- _ASSIGNMENT_
In the listing below, lines with the string "nanowire" are to be counted; the number is the entire reply.

- _SOURCE RECORDS_
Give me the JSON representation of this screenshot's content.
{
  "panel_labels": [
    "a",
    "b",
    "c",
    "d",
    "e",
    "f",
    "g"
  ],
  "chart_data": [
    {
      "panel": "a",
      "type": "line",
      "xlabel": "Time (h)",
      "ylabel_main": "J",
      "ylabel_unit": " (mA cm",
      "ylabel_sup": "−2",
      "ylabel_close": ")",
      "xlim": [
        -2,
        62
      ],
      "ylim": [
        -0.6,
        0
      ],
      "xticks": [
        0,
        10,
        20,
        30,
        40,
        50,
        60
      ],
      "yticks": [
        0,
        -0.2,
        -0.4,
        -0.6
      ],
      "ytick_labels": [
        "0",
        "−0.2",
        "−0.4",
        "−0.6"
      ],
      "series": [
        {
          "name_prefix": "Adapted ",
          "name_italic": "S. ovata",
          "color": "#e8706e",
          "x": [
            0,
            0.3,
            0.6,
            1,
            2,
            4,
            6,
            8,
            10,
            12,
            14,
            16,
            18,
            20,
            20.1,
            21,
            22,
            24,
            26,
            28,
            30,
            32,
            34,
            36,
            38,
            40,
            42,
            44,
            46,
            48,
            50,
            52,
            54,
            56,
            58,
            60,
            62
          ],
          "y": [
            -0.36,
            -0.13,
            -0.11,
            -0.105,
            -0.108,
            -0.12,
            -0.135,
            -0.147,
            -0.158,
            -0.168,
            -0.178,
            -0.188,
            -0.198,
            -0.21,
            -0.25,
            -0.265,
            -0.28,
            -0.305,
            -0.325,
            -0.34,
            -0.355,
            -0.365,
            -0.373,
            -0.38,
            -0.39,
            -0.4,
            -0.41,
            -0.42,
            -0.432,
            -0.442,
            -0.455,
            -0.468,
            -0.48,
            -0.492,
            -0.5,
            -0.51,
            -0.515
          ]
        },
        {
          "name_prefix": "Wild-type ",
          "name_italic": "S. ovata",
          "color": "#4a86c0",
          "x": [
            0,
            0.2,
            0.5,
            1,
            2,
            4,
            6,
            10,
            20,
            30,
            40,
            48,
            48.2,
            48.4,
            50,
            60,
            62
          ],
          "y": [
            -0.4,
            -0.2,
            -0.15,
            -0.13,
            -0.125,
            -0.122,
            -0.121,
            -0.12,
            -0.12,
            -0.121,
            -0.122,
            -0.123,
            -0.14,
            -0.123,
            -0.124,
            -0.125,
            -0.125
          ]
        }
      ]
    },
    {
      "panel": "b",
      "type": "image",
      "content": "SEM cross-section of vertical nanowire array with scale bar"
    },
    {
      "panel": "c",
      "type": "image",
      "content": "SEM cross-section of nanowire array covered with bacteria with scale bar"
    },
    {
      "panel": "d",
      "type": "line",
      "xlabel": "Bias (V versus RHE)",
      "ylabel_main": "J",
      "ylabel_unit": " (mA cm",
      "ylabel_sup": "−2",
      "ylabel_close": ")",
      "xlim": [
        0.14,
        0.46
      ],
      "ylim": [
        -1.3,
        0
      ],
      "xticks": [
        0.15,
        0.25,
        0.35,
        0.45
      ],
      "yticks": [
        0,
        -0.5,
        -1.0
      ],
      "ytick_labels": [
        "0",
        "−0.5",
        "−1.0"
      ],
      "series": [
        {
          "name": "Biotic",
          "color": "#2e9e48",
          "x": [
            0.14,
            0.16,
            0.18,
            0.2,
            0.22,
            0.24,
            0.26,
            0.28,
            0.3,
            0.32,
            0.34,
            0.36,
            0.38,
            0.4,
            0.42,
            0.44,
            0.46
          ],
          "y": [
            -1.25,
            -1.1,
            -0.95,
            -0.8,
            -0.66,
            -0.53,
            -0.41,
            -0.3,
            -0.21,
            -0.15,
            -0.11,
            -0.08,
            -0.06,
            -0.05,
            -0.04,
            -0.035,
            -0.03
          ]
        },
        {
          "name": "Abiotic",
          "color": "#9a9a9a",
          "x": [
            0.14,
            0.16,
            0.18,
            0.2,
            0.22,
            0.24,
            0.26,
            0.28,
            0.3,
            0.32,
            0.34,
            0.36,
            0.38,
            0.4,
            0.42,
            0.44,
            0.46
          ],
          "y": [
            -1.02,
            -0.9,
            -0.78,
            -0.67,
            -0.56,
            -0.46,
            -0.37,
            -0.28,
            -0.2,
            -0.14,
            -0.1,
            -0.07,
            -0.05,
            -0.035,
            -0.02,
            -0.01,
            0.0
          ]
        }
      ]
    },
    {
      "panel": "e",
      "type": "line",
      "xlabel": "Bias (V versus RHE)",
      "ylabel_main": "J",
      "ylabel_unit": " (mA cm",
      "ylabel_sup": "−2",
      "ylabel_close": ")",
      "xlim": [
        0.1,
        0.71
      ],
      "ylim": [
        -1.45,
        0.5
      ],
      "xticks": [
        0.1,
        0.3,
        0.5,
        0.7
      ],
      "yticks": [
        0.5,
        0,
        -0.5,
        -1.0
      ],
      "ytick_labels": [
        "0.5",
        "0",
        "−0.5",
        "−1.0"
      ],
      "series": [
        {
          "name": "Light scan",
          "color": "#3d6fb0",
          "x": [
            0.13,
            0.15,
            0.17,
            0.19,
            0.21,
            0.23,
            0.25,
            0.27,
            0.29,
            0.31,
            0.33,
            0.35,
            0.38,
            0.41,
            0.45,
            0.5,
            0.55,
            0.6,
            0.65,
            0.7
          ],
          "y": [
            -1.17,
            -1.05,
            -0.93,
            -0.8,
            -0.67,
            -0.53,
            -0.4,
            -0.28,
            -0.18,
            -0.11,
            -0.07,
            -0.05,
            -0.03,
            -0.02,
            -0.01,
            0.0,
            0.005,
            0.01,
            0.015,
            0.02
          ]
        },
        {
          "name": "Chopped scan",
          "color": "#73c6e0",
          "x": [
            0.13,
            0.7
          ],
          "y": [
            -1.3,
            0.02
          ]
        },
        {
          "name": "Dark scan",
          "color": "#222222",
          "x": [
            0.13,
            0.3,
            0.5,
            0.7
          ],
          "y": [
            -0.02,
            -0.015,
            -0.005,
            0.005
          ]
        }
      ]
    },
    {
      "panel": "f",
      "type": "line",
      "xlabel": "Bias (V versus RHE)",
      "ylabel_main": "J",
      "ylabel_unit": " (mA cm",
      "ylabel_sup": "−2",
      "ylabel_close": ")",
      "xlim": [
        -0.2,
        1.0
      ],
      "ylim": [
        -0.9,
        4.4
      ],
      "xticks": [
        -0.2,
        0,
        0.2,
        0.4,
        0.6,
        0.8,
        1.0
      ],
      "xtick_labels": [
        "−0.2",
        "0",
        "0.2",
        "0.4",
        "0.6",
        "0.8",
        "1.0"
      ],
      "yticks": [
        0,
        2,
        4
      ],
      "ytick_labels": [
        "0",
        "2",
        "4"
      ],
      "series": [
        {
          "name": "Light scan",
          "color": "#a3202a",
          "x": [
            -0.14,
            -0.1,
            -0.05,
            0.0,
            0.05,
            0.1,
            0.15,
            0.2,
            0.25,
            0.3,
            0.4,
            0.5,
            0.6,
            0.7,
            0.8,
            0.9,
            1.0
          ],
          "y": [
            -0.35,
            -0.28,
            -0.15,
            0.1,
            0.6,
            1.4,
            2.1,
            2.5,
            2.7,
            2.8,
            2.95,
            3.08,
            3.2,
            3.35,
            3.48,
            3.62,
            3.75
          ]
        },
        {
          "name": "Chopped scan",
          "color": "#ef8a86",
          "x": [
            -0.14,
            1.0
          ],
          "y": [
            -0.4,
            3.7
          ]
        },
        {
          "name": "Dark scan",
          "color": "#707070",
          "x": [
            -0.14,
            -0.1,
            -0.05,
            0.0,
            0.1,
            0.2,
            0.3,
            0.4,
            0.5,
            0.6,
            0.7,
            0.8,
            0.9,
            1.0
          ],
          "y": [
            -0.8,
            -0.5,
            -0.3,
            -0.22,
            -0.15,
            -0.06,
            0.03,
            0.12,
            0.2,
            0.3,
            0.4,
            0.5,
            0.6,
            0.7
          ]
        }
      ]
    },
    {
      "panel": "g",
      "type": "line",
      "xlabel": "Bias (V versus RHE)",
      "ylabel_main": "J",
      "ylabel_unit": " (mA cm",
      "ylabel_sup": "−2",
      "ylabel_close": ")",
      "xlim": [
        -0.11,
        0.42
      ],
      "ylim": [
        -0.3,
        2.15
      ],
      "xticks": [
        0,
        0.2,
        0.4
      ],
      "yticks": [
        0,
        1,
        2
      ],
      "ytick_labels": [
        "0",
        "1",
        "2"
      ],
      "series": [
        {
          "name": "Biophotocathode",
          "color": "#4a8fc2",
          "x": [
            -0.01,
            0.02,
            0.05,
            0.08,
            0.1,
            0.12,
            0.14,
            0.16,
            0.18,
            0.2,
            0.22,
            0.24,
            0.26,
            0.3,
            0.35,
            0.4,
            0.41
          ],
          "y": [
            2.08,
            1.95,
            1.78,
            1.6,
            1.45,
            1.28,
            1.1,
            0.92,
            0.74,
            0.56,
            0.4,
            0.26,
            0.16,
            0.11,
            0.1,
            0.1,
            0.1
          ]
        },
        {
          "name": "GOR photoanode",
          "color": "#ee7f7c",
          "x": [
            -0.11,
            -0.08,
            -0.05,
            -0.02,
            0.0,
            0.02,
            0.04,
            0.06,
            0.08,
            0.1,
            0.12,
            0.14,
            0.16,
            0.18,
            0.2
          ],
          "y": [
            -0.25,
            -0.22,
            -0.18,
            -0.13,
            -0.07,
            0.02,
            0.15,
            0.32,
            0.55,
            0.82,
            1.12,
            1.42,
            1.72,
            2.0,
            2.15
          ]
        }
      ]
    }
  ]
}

- _OUTPUT OF THE TASK_
2